-- Begin LISTING --
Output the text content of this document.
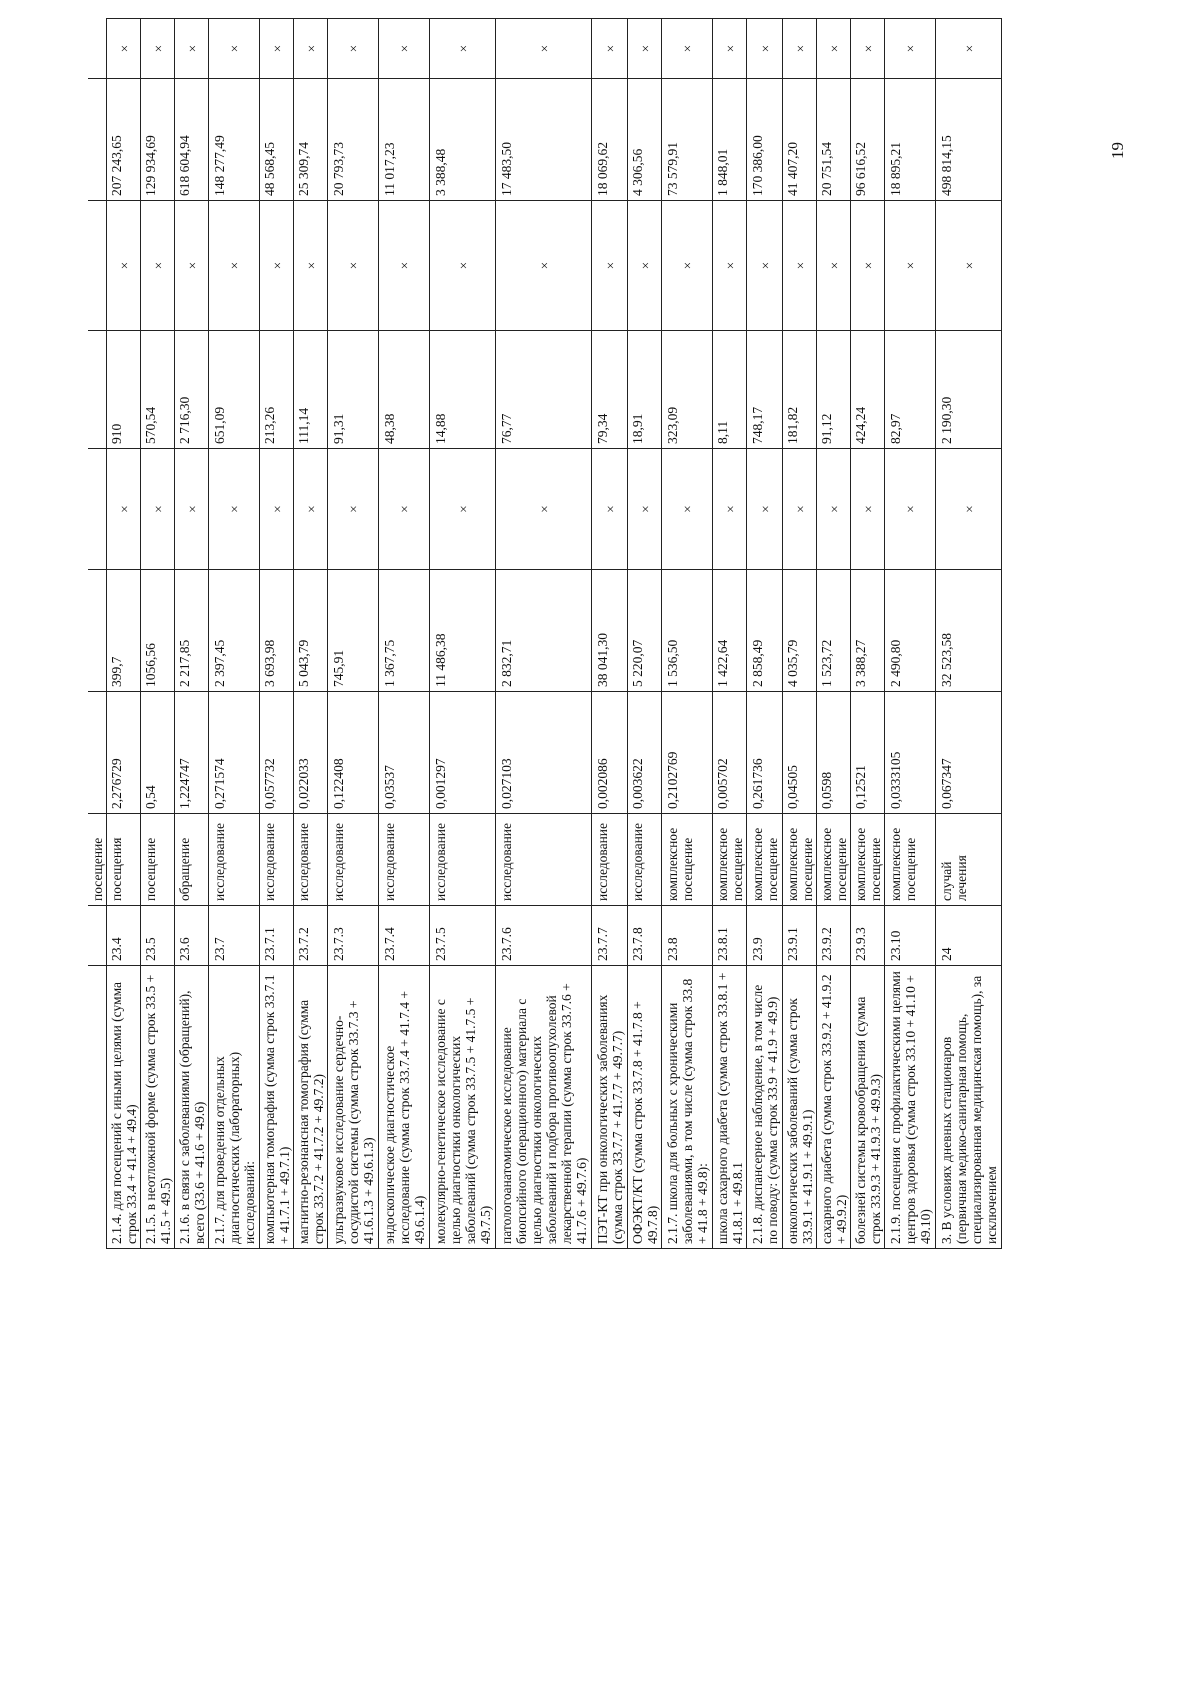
		посещение							
2.1.4. для посещений с иными целями (сумма строк 33.4 + 41.4 + 49.4)	23.4	посещения	2,276729	399,7	×	910	×	207 243,65	×
2.1.5. в неотложной форме (сумма строк 33.5 + 41.5 + 49.5)	23.5	посещение	0,54	1056,56	×	570,54	×	129 934,69	×
2.1.6. в связи с заболеваниями (обращений), всего (33.6 + 41.6 + 49.6)	23.6	обращение	1,224747	2 217,85	×	2 716,30	×	618 604,94	×
2.1.7. для проведения отдельных диагностических (лабораторных) исследований:	23.7	исследование	0,271574	2 397,45	×	651,09	×	148 277,49	×
компьютерная томография (сумма строк 33.7.1 + 41.7.1 + 49.7.1)	23.7.1	исследование	0,057732	3 693,98	×	213,26	×	48 568,45	×
магнитно-резонансная томография (сумма строк 33.7.2 + 41.7.2 + 49.7.2)	23.7.2	исследование	0,022033	5 043,79	×	111,14	×	25 309,74	×
ультразвуковое исследование сердечно-сосудистой системы (сумма строк 33.7.3 + 41.6.1.3 + 49.6.1.3)	23.7.3	исследование	0,122408	745,91	×	91,31	×	20 793,73	×
эндоскопическое диагностическое исследование (сумма строк 33.7.4 + 41.7.4 + 49.6.1.4)	23.7.4	исследование	0,03537	1 367,75	×	48,38	×	11 017,23	×
молекулярно-генетическое исследование с целью диагностики онкологических заболеваний (сумма строк 33.7.5 + 41.7.5 + 49.7.5)	23.7.5	исследование	0,001297	11 486,38	×	14,88	×	3 388,48	×
патологоанатомическое исследование биопсийного (операционного) материала с целью диагностики онкологических заболеваний и подбора противоопухолевой лекарственной терапии (сумма строк 33.7.6 + 41.7.6 + 49.7.6)	23.7.6	исследование	0,027103	2 832,71	×	76,77	×	17 483,50	×
ПЭТ-КТ при онкологических заболеваниях (сумма строк 33.7.7 + 41.7.7 + 49.7.7)	23.7.7	исследование	0,002086	38 041,30	×	79,34	×	18 069,62	×
ОФЭКТ/КТ (сумма строк 33.7.8 + 41.7.8 + 49.7.8)	23.7.8	исследование	0,003622	5 220,07	×	18,91	×	4 306,56	×
2.1.7. школа для больных с хроническими заболеваниями, в том числе (сумма строк 33.8 + 41.8 + 49.8):	23.8	комплексное посещение	0,2102769	1 536,50	×	323,09	×	73 579,91	×
школа сахарного диабета (сумма строк 33.8.1 + 41.8.1 + 49.8.1	23.8.1	комплексное посещение	0,005702	1 422,64	×	8,11	×	1 848,01	×
2.1.8. диспансерное наблюдение, в том числе по поводу: (сумма строк 33.9 + 41.9 + 49.9)	23.9	комплексное посещение	0,261736	2 858,49	×	748,17	×	170 386,00	×
онкологических заболеваний (сумма строк 33.9.1 + 41.9.1 + 49.9.1)	23.9.1	комплексное посещение	0,04505	4 035,79	×	181,82	×	41 407,20	×
сахарного диабета (сумма строк 33.9.2 + 41.9.2 + 49.9.2)	23.9.2	комплексное посещение	0,0598	1 523,72	×	91,12	×	20 751,54	×
болезней системы кровообращения (сумма строк 33.9.3 + 41.9.3 + 49.9.3)	23.9.3	комплексное посещение	0,12521	3 388,27	×	424,24	×	96 616,52	×
2.1.9. посещения с профилактическими целями центров здоровья (сумма строк 33.10 + 41.10 + 49.10)	23.10	комплексное посещение	0,0333105	2 490,80	×	82,97	×	18 895,21	×
3. В условиях дневных стационаров (первичная медико-санитарная помощь, специализированная медицинская помощь), за исключением	24	случай лечения	0,067347	32 523,58	×	2 190,30	×	498 814,15	×
19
-- End LISTING --
Gather all lines from the records above in which "целью" appears.

молекулярно-генетическое исследование с целью диагностики онкологических заболеваний (сумма строк 33.7.5 + 41.7.5 + 49.7.5)	23.7.5	исследование	0,001297	11 486,38	×	14,88	×	3 388,48	×
патологоанатомическое исследование биопсийного (операционного) материала с целью диагностики онкологических заболеваний и подбора противоопухолевой лекарственной терапии (сумма строк 33.7.6 + 41.7.6 + 49.7.6)	23.7.6	исследование	0,027103	2 832,71	×	76,77	×	17 483,50	×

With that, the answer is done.